» **THE PROBLEM**
Copy out lines with the word "拟任设区市正厅级领导职务" from the material that follows.

» **RECORD LIST**

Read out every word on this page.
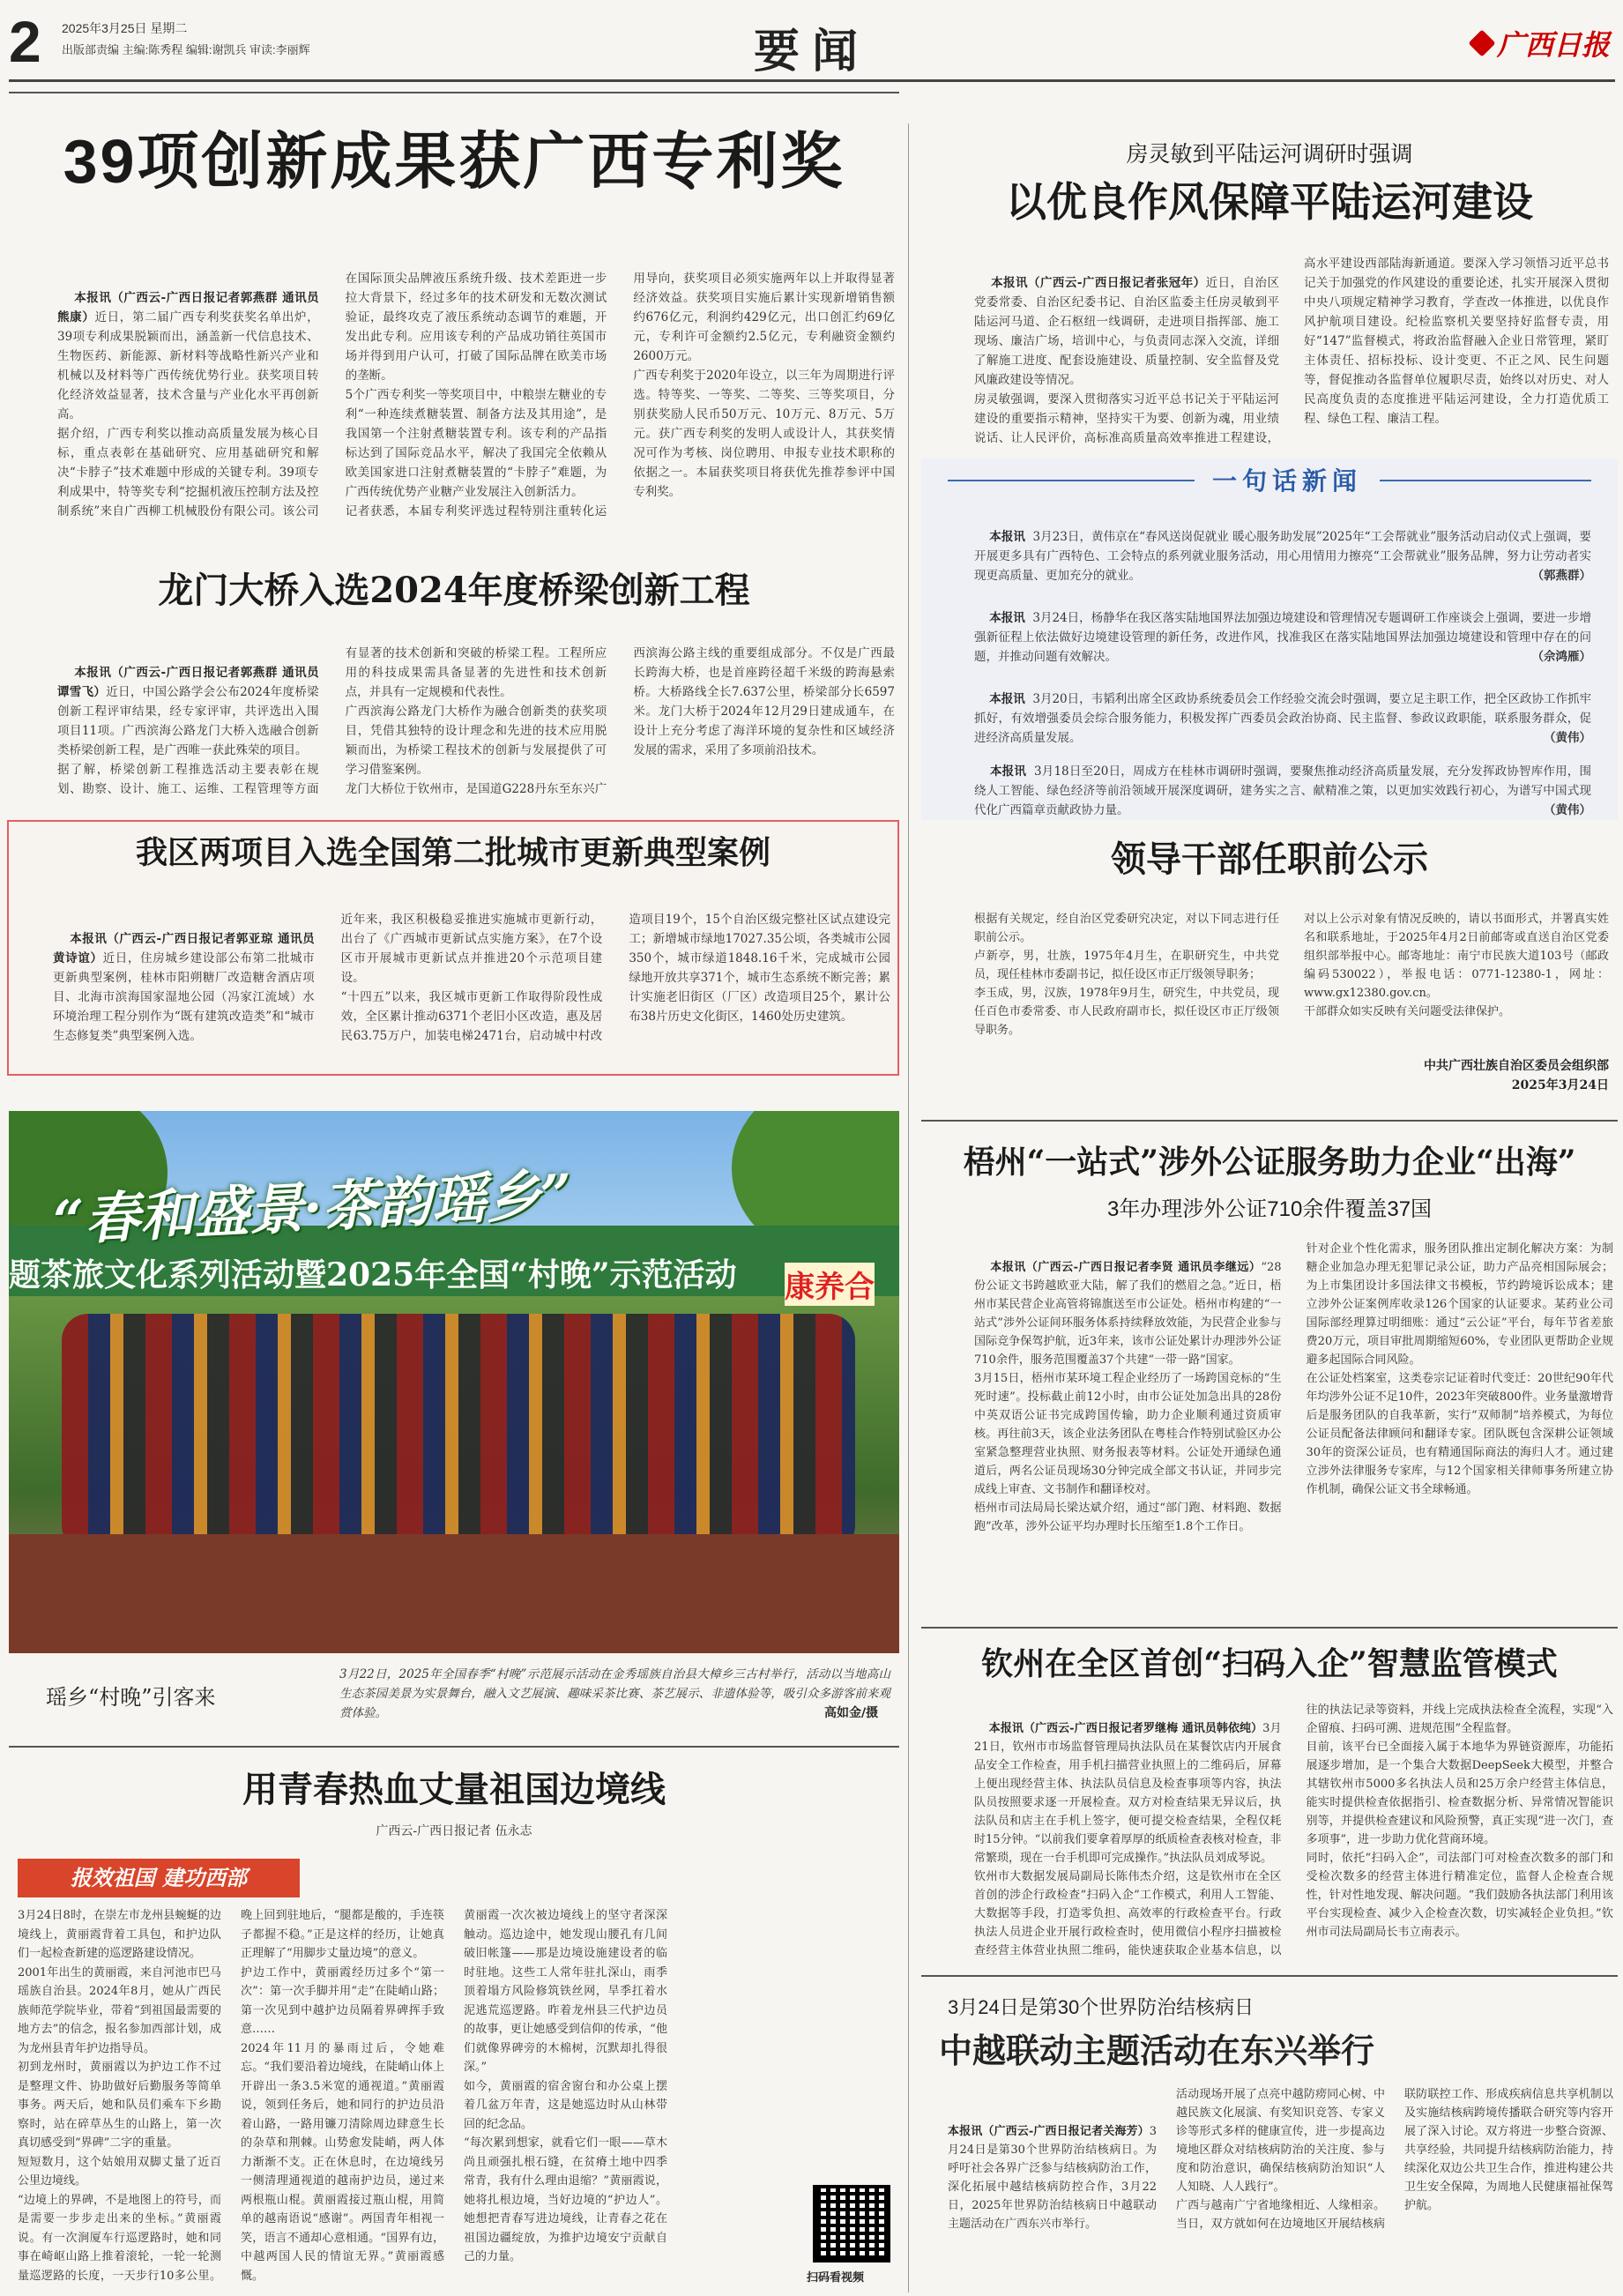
2 2025年3月25日 星期二
出版部责编 主编:陈秀程 编辑:谢凯兵 审读:李丽辉	要闻	广西日报
39项创新成果获广西专利奖

本报讯（广西云-广西日报记者郭燕群 通讯员熊康）近日，第二届广西专利奖获奖名单出炉，39项专利成果脱颖而出，涵盖新一代信息技术、生物医药、新能源、新材料等战略性新兴产业和机械以及材料等广西传统优势行业。获奖项目转化经济效益显著，技术含量与产业化水平再创新高。
据介绍，广西专利奖以推动高质量发展为核心目标，重点表彰在基础研究、应用基础研究和解决“卡脖子”技术难题中形成的关键专利。39项专利成果中，特等奖专利“挖掘机液压控制方法及控制系统”来自广西柳工机械股份有限公司。该公司在国际顶尖品牌液压系统升级、技术差距进一步拉大背景下，经过多年的技术研发和无数次测试验证，最终攻克了液压系统动态调节的难题，开发出此专利。应用该专利的产品成功销往英国市场并得到用户认可，打破了国际品牌在欧美市场的垄断。
5个广西专利奖一等奖项目中，中粮崇左糖业的专利“一种连续煮糖装置、制备方法及其用途”，是我国第一个注射煮糖装置专利。该专利的产品指标达到了国际竞品水平，解决了我国完全依赖从欧美国家进口注射煮糖装置的“卡脖子”难题，为广西传统优势产业糖产业发展注入创新活力。
记者获悉，本届专利奖评选过程特别注重转化运用导向，获奖项目必须实施两年以上并取得显著经济效益。获奖项目实施后累计实现新增销售额约676亿元，利润约429亿元，出口创汇约69亿元，专利许可金额约2.5亿元，专利融资金额约2600万元。
广西专利奖于2020年设立，以三年为周期进行评选。特等奖、一等奖、二等奖、三等奖项目，分别获奖励人民币50万元、10万元、8万元、5万元。获广西专利奖的发明人或设计人，其获奖情况可作为考核、岗位聘用、申报专业技术职称的依据之一。本届获奖项目将获优先推荐参评中国专利奖。

龙门大桥入选2024年度桥梁创新工程

本报讯（广西云-广西日报记者郭燕群 通讯员谭雪飞）近日，中国公路学会公布2024年度桥梁创新工程评审结果，经专家评审，共评选出入围项目11项。广西滨海公路龙门大桥入选融合创新类桥梁创新工程，是广西唯一获此殊荣的项目。
据了解，桥梁创新工程推选活动主要表彰在规划、勘察、设计、施工、运维、工程管理等方面有显著的技术创新和突破的桥梁工程。工程所应用的科技成果需具备显著的先进性和技术创新点，并具有一定规模和代表性。
广西滨海公路龙门大桥作为融合创新类的获奖项目，凭借其独特的设计理念和先进的技术应用脱颖而出，为桥梁工程技术的创新与发展提供了可学习借鉴案例。
龙门大桥位于钦州市，是国道G228丹东至东兴广西滨海公路主线的重要组成部分。不仅是广西最长跨海大桥，也是首座跨径超千米级的跨海悬索桥。大桥路线全长7.637公里，桥梁部分长6597米。龙门大桥于2024年12月29日建成通车，在设计上充分考虑了海洋环境的复杂性和区域经济发展的需求，采用了多项前沿技术。

我区两项目入选全国第二批城市更新典型案例

本报讯（广西云-广西日报记者郭亚琼 通讯员黄诗谊）近日，住房城乡建设部公布第二批城市更新典型案例，桂林市阳朔糖厂改造糖舍酒店项目、北海市滨海国家湿地公园（冯家江流域）水环境治理工程分别作为“既有建筑改造类”和“城市生态修复类”典型案例入选。
近年来，我区积极稳妥推进实施城市更新行动，出台了《广西城市更新试点实施方案》，在7个设区市开展城市更新试点并推进20个示范项目建设。
“十四五”以来，我区城市更新工作取得阶段性成效，全区累计推动6371个老旧小区改造，惠及居民63.75万户，加装电梯2471台，启动城中村改造项目19个，15个自治区级完整社区试点建设完工；新增城市绿地17027.35公顷，各类城市公园350个，城市绿道1848.16千米，完成城市公园绿地开放共享371个，城市生态系统不断完善；累计实施老旧街区（厂区）改造项目25个，累计公布38片历史文化街区，1460处历史建筑。

房灵敏到平陆运河调研时强调
以优良作风保障平陆运河建设

本报讯（广西云-广西日报记者张冠年）近日，自治区党委常委、自治区纪委书记、自治区监委主任房灵敏到平陆运河马道、企石枢纽一线调研，走进项目指挥部、施工现场、廉洁广场，培训中心，与负责同志深入交流，详细了解施工进度、配套设施建设、质量控制、安全监督及党风廉政建设等情况。
房灵敏强调，要深入贯彻落实习近平总书记关于平陆运河建设的重要指示精神，坚持实干为要、创新为魂，用业绩说话、让人民评价，高标准高质量高效率推进工程建设，高水平建设西部陆海新通道。要深入学习领悟习近平总书记关于加强党的作风建设的重要论述，扎实开展深入贯彻中央八项规定精神学习教育，学查改一体推进，以优良作风护航项目建设。纪检监察机关要坚持好监督专责，用好“147”监督模式，将政治监督融入企业日常管理，紧盯主体责任、招标投标、设计变更、不正之风、民生问题等，督促推动各监督单位履职尽责，始终以对历史、对人民高度负责的态度推进平陆运河建设，全力打造优质工程、绿色工程、廉洁工程。

一句话新闻

本报讯 3月23日，黄伟京在“春风送岗促就业 暖心服务助发展”2025年“工会帮就业”服务活动启动仪式上强调，要开展更多具有广西特色、工会特点的系列就业服务活动，用心用情用力擦亮“工会帮就业”服务品牌，努力让劳动者实现更高质量、更加充分的就业。	（郭燕群）

本报讯 3月24日，杨静华在我区落实陆地国界法加强边境建设和管理情况专题调研工作座谈会上强调，要进一步增强新征程上依法做好边境建设管理的新任务，改进作风，找准我区在落实陆地国界法加强边境建设和管理中存在的问题，并推动问题有效解决。	（佘鸿雁）

本报讯 3月20日，韦韬利出席全区政协系统委员会工作经验交流会时强调，要立足主职工作，把全区政协工作抓牢抓好，有效增强委员会综合服务能力，积极发挥广西委员会政治协商、民主监督、参政议政职能，联系服务群众，促进经济高质量发展。	（黄伟）

本报讯 3月18日至20日，周成方在桂林市调研时强调，要聚焦推动经济高质量发展，充分发挥政协智库作用，围绕人工智能、绿色经济等前沿领域开展深度调研，建务实之言、献精准之策，以更加实效践行初心，为谱写中国式现代化广西篇章贡献政协力量。	（黄伟）

领导干部任职前公示
根据有关规定，经自治区党委研究决定，对以下同志进行任职前公示。
卢新亭，男，壮族，1975年4月生，在职研究生，中共党员，现任桂林市委副书记，拟任设区市正厅级领导职务；
李玉成，男，汉族，1978年9月生，研究生，中共党员，现任百色市委常委、市人民政府副市长，拟任设区市正厅级领导职务。
对以上公示对象有情况反映的，请以书面形式，并署真实姓名和联系地址，于2025年4月2日前邮寄或直送自治区党委组织部举报中心。邮寄地址：南宁市民族大道103号（邮政编码530022），举报电话：0771-12380-1，网址：www.gx12380.gov.cn。
干部群众如实反映有关问题受法律保护。
中共广西壮族自治区委员会组织部
2025年3月24日
“春和盛景·茶韵瑶乡”
题茶旅文化系列活动暨2025年全国“村晚”示范活动 康养合
瑶乡“村晚”引客来
3月22日，2025年全国春季“村晚”示范展示活动在金秀瑶族自治县大樟乡三古村举行，活动以当地高山生态茶园美景为实景舞台，融入文艺展演、趣味采茶比赛、茶艺展示、非遗体验等，吸引众多游客前来观赏体验。	高如金/摄
用青春热血丈量祖国边境线
广西云-广西日报记者 伍永志
报效祖国 建功西部
3月24日8时，在崇左市龙州县蜿蜒的边境线上，黄丽霞背着工具包，和护边队们一起检查新建的巡逻路建设情况。
2001年出生的黄丽霞，来自河池市巴马瑶族自治县。2024年8月，她从广西民族师范学院毕业，带着“到祖国最需要的地方去”的信念，报名参加西部计划，成为龙州县青年护边指导员。
初到龙州时，黄丽霞以为护边工作不过是整理文件、协助做好后勤服务等简单事务。两天后，她和队员们乘车下乡勘察时，站在碎草丛生的山路上，第一次真切感受到“界碑”二字的重量。
短短数月，这个姑娘用双脚丈量了近百公里边境线。
“边境上的界碑，不是地图上的符号，而是需要一步步走出来的坐标。”黄丽霞说。有一次涧厦车行巡逻路时，她和同事在崎岖山路上推着滚轮，一轮一轮测量巡逻路的长度，一天步行10多公里。晚上回到驻地后，“腿都是酸的，手连筷子都握不稳。”正是这样的经历，让她真正理解了“用脚步丈量边境”的意义。
护边工作中，黄丽霞经历过多个“第一次”：第一次手脚并用“走”在陡峭山路；第一次见到中越护边员隔着界碑挥手致意……
2024年11月的暴雨过后，令她难忘。“我们要沿着边境线，在陡峭山体上开辟出一条3.5米宽的通视道。”黄丽霞说，领到任务后，她和同行的护边员沿着山路，一路用镰刀清除周边肆意生长的杂草和荆棘。山势愈发陡峭，两人体力渐渐不支。正在休息时，在边境线另一侧清理通视道的越南护边员，递过来两根瓶山棍。黄丽霞接过瓶山棍，用简单的越南语说“感谢”。两国青年相视一笑，语言不通却心意相通。“国界有边，中越两国人民的情谊无界。”黄丽霞感慨。
黄丽霞一次次被边境线上的坚守者深深触动。巡边途中，她发现山腰孔有几间破旧帐篷——那是边境设施建设者的临时驻地。这些工人常年驻扎深山，雨季顶着塌方风险修筑铁丝网，旱季扛着水泥逃荒巡逻路。昨着龙州县三代护边员的故事，更让她感受到信仰的传承，“他们就像界碑旁的木棉树，沉默却扎得很深。”
如今，黄丽霞的宿舍窗台和办公桌上摆着几盆万年青，这是她巡边时从山林带回的纪念品。
“每次累到想家，就看它们一眼——草木尚且顽强扎根石缝，在贫瘠土地中四季常青，我有什么理由退缩？”黄丽霞说，她将扎根边境，当好边境的“护边人”。她想把青春写进边境线，让青春之花在祖国边疆绽放，为推护边境安宁贡献自己的力量。
扫码看视频
梧州“一站式”涉外公证服务助力企业“出海”
3年办理涉外公证710余件覆盖37国

本报讯（广西云-广西日报记者李贤 通讯员李继远）“28份公证文书跨越欧亚大陆，解了我们的燃眉之急。”近日，梧州市某民营企业高管将锦旗送至市公证处。梧州市构建的“一站式”涉外公证间环服务体系持续释放效能，为民营企业参与国际竞争保驾护航，近3年来，该市公证处累计办理涉外公证710余件，服务范围覆盖37个共建“一带一路”国家。
3月15日，梧州市某环境工程企业经历了一场跨国竞标的“生死时速”。投标截止前12小时，由市公证处加急出具的28份中英双语公证书完成跨国传输，助力企业顺利通过资质审核。再往前3天，该企业法务团队在粤桂合作特别试验区办公室紧急整理营业执照、财务报表等材料。公证处开通绿色通道后，两名公证员现场30分钟完成全部文书认证，并同步完成线上审查、文书制作和翻译校对。
梧州市司法局局长梁达斌介绍，通过“部门跑、材料跑、数据跑”改革，涉外公证平均办理时长压缩至1.8个工作日。
针对企业个性化需求，服务团队推出定制化解决方案：为制糖企业加急办理无犯罪记录公证，助力产品亮相国际展会；为上市集团设计多国法律文书模板，节约跨境诉讼成本；建立涉外公证案例库收录126个国家的认证要求。某药业公司国际部经理算过明细账：通过“云公证”平台，每年节省差旅费20万元，项目审批周期缩短60%，专业团队更帮助企业规避多起国际合同风险。
在公证处档案室，这类卷宗记证着时代变迁：20世纪90年代年均涉外公证不足10件，2023年突破800件。业务量激增背后是服务团队的自我革新，实行“双师制”培养模式，为每位公证员配备法律顾问和翻译专家。团队既包含深耕公证领域30年的资深公证员，也有精通国际商法的海归人才。通过建立涉外法律服务专家库，与12个国家相关律师事务所建立协作机制，确保公证文书全球畅通。

钦州在全区首创“扫码入企”智慧监管模式

本报讯（广西云-广西日报记者罗继梅 通讯员韩依纯）3月21日，钦州市市场监督管理局执法队员在某餐饮店内开展食品安全工作检查，用手机扫描营业执照上的二维码后，屏幕上便出现经营主体、执法队员信息及检查事项等内容，执法队员按照要求逐一开展检查。双方对检查结果无异议后，执法队员和店主在手机上签字，便可提交检查结果，全程仅耗时15分钟。“以前我们要拿着厚厚的纸质检查表核对检查，非常繁琐，现在一台手机即可完成操作。”执法队员刘成琴说。
钦州市大数据发展局副局长陈伟杰介绍，这是钦州市在全区首创的涉企行政检查“扫码入企”工作模式，利用人工智能、大数据等手段，打造零负担、高效率的行政检查平台。行政执法人员进企业开展行政检查时，使用微信小程序扫描被检查经营主体营业执照二维码，能快速获取企业基本信息，以往的执法记录等资料，并线上完成执法检查全流程，实现“入企留痕、扫码可溯、进规范围”全程监督。
目前，该平台已全面接入属于本地华为界链资源库，功能拓展逐步增加，是一个集合大数据DeepSeek大模型，并整合其辖钦州市5000多名执法人员和25万余户经营主体信息，能实时提供检查依据指引、检查数据分析、异常情况智能识别等，并提供检查建议和风险预警，真正实现“进一次门，查多项事”，进一步助力优化营商环境。
同时，依托“扫码入企”，司法部门可对检查次数多的部门和受检次数多的经营主体进行精准定位，监督人企检查合规性，针对性地发现、解决问题。“我们鼓励各执法部门利用该平台实现检查、减少入企检查次数，切实减轻企业负担。”钦州市司法局副局长韦立南表示。

3月24日是第30个世界防治结核病日
中越联动主题活动在东兴举行

本报讯（广西云-广西日报记者关海芳）3月24日是第30个世界防治结核病日。为呼吁社会各界广泛参与结核病防治工作，深化拓展中越结核病防控合作，3月22日，2025年世界防治结核病日中越联动主题活动在广西东兴市举行。
活动现场开展了点亮中越防痨同心树、中越民族文化展演、有奖知识竞答、专家义诊等形式多样的健康宣传，进一步提高边境地区群众对结核病防治的关注度、参与度和防治意识，确保结核病防治知识“人人知晓、人人践行”。
广西与越南广宁省地缘相近、人缘相亲。当日，双方就如何在边境地区开展结核病联防联控工作、形成疾病信息共享机制以及实施结核病跨境传播联合研究等内容开展了深入讨论。双方将进一步整合资源、共享经验，共同提升结核病防治能力，持续深化双边公共卫生合作，推进构建公共卫生安全保障，为周地人民健康福祉保驾护航。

» **WRITTEN RESPONSE**
卢新亭，男，壮族，1975年4月生，在职研究生，中共党员，现任桂林市委副书记，拟任设区市正厅级领导职务；
李玉成，男，汉族，1978年9月生，研究生，中共党员，现任百色市委常委、市人民政府副市长，拟任设区市正厅级领导职务。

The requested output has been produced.